INPUT RECORDS ::
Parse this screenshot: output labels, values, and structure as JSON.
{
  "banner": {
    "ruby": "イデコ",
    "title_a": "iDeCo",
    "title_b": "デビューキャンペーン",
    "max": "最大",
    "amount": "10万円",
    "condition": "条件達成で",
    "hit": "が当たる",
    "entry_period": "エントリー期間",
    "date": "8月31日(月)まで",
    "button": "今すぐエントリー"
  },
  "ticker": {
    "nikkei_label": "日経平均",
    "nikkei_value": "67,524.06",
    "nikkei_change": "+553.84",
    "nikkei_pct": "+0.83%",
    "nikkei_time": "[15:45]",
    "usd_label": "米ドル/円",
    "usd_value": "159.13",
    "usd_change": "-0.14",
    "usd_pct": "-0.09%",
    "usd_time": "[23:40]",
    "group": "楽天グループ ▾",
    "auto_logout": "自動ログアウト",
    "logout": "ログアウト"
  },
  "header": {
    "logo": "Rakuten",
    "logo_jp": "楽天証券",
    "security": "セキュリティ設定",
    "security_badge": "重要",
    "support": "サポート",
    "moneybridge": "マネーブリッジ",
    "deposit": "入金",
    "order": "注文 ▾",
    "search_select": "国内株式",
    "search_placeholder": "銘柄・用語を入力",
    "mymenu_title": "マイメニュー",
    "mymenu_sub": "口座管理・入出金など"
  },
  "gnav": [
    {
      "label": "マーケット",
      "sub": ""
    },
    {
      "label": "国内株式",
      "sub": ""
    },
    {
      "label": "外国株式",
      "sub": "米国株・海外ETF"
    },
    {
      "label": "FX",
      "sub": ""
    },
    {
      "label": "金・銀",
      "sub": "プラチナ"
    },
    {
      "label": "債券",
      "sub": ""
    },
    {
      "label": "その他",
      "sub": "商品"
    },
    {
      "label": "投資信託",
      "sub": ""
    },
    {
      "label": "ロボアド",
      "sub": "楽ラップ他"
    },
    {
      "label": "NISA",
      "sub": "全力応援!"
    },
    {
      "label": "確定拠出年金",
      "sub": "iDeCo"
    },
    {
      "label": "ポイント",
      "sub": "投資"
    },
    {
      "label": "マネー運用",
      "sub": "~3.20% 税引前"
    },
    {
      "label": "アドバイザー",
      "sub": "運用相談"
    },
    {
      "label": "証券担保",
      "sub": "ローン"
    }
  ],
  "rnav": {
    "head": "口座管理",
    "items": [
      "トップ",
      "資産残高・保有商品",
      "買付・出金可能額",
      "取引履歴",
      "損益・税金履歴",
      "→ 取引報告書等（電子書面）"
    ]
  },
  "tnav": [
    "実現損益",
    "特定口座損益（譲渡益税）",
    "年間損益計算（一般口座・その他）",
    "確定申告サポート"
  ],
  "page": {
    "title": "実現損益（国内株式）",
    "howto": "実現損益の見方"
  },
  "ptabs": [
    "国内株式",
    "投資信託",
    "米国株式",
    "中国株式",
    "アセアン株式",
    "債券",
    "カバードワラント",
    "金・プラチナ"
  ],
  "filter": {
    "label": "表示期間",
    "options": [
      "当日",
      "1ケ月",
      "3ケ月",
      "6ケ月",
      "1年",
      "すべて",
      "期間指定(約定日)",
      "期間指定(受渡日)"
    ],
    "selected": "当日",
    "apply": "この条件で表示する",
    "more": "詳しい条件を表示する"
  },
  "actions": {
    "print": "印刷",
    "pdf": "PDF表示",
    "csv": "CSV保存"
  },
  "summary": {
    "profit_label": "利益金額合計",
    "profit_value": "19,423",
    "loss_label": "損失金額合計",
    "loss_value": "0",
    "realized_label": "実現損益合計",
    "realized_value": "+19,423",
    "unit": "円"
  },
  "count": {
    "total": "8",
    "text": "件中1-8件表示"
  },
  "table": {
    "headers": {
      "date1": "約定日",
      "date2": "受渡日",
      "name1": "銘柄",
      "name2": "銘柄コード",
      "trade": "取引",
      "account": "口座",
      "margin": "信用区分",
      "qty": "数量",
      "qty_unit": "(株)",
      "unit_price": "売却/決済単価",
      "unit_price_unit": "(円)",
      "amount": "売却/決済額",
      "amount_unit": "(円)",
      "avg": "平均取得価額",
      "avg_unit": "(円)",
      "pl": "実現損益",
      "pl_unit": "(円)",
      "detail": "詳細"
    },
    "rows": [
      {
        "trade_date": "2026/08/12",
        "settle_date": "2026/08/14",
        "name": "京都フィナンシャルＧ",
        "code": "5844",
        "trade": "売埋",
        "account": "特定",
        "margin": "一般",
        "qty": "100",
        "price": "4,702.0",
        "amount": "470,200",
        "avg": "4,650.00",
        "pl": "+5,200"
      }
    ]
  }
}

WHAT THE EXERCISE ASKS ::
All of the records must be retyped exactly as they are.

TASK RESULT ::
Parse this screenshot: output labels, values, and structure as JSON.
{
  "banner": {
    "ruby": "イデコ",
    "title_a": "iDeCo",
    "title_b": "デビューキャンペーン",
    "max": "最大",
    "amount": "10万円",
    "condition": "条件達成で",
    "hit": "が当たる",
    "entry_period": "エントリー期間",
    "date": "8月31日(月)まで",
    "button": "今すぐエントリー"
  },
  "ticker": {
    "nikkei_label": "日経平均",
    "nikkei_value": "67,524.06",
    "nikkei_change": "+553.84",
    "nikkei_pct": "+0.83%",
    "nikkei_time": "[15:45]",
    "usd_label": "米ドル/円",
    "usd_value": "159.13",
    "usd_change": "-0.14",
    "usd_pct": "-0.09%",
    "usd_time": "[23:40]",
    "group": "楽天グループ ▾",
    "auto_logout": "自動ログアウト",
    "logout": "ログアウト"
  },
  "header": {
    "logo": "Rakuten",
    "logo_jp": "楽天証券",
    "security": "セキュリティ設定",
    "security_badge": "重要",
    "support": "サポート",
    "moneybridge": "マネーブリッジ",
    "deposit": "入金",
    "order": "注文 ▾",
    "search_select": "国内株式",
    "search_placeholder": "銘柄・用語を入力",
    "mymenu_title": "マイメニュー",
    "mymenu_sub": "口座管理・入出金など"
  },
  "gnav": [
    {
      "label": "マーケット",
      "sub": ""
    },
    {
      "label": "国内株式",
      "sub": ""
    },
    {
      "label": "外国株式",
      "sub": "米国株・海外ETF"
    },
    {
      "label": "FX",
      "sub": ""
    },
    {
      "label": "金・銀",
      "sub": "プラチナ"
    },
    {
      "label": "債券",
      "sub": ""
    },
    {
      "label": "その他",
      "sub": "商品"
    },
    {
      "label": "投資信託",
      "sub": ""
    },
    {
      "label": "ロボアド",
      "sub": "楽ラップ他"
    },
    {
      "label": "NISA",
      "sub": "全力応援!"
    },
    {
      "label": "確定拠出年金",
      "sub": "iDeCo"
    },
    {
      "label": "ポイント",
      "sub": "投資"
    },
    {
      "label": "マネー運用",
      "sub": "~3.20% 税引前"
    },
    {
      "label": "アドバイザー",
      "sub": "運用相談"
    },
    {
      "label": "証券担保",
      "sub": "ローン"
    }
  ],
  "rnav": {
    "head": "口座管理",
    "items": [
      "トップ",
      "資産残高・保有商品",
      "買付・出金可能額",
      "取引履歴",
      "損益・税金履歴",
      "→ 取引報告書等（電子書面）"
    ]
  },
  "tnav": [
    "実現損益",
    "特定口座損益（譲渡益税）",
    "年間損益計算（一般口座・その他）",
    "確定申告サポート"
  ],
  "page": {
    "title": "実現損益（国内株式）",
    "howto": "実現損益の見方"
  },
  "ptabs": [
    "国内株式",
    "投資信託",
    "米国株式",
    "中国株式",
    "アセアン株式",
    "債券",
    "カバードワラント",
    "金・プラチナ"
  ],
  "filter": {
    "label": "表示期間",
    "options": [
      "当日",
      "1ケ月",
      "3ケ月",
      "6ケ月",
      "1年",
      "すべて",
      "期間指定(約定日)",
      "期間指定(受渡日)"
    ],
    "selected": "当日",
    "apply": "この条件で表示する",
    "more": "詳しい条件を表示する"
  },
  "actions": {
    "print": "印刷",
    "pdf": "PDF表示",
    "csv": "CSV保存"
  },
  "summary": {
    "profit_label": "利益金額合計",
    "profit_value": "19,423",
    "loss_label": "損失金額合計",
    "loss_value": "0",
    "realized_label": "実現損益合計",
    "realized_value": "+19,423",
    "unit": "円"
  },
  "count": {
    "total": "8",
    "text": "件中1-8件表示"
  },
  "table": {
    "headers": {
      "date1": "約定日",
      "date2": "受渡日",
      "name1": "銘柄",
      "name2": "銘柄コード",
      "trade": "取引",
      "account": "口座",
      "margin": "信用区分",
      "qty": "数量",
      "qty_unit": "(株)",
      "unit_price": "売却/決済単価",
      "unit_price_unit": "(円)",
      "amount": "売却/決済額",
      "amount_unit": "(円)",
      "avg": "平均取得価額",
      "avg_unit": "(円)",
      "pl": "実現損益",
      "pl_unit": "(円)",
      "detail": "詳細"
    },
    "rows": [
      {
        "trade_date": "2026/08/12",
        "settle_date": "2026/08/14",
        "name": "京都フィナンシャルＧ",
        "code": "5844",
        "trade": "売埋",
        "account": "特定",
        "margin": "一般",
        "qty": "100",
        "price": "4,702.0",
        "amount": "470,200",
        "avg": "4,650.00",
        "pl": "+5,200"
      }
    ]
  }
}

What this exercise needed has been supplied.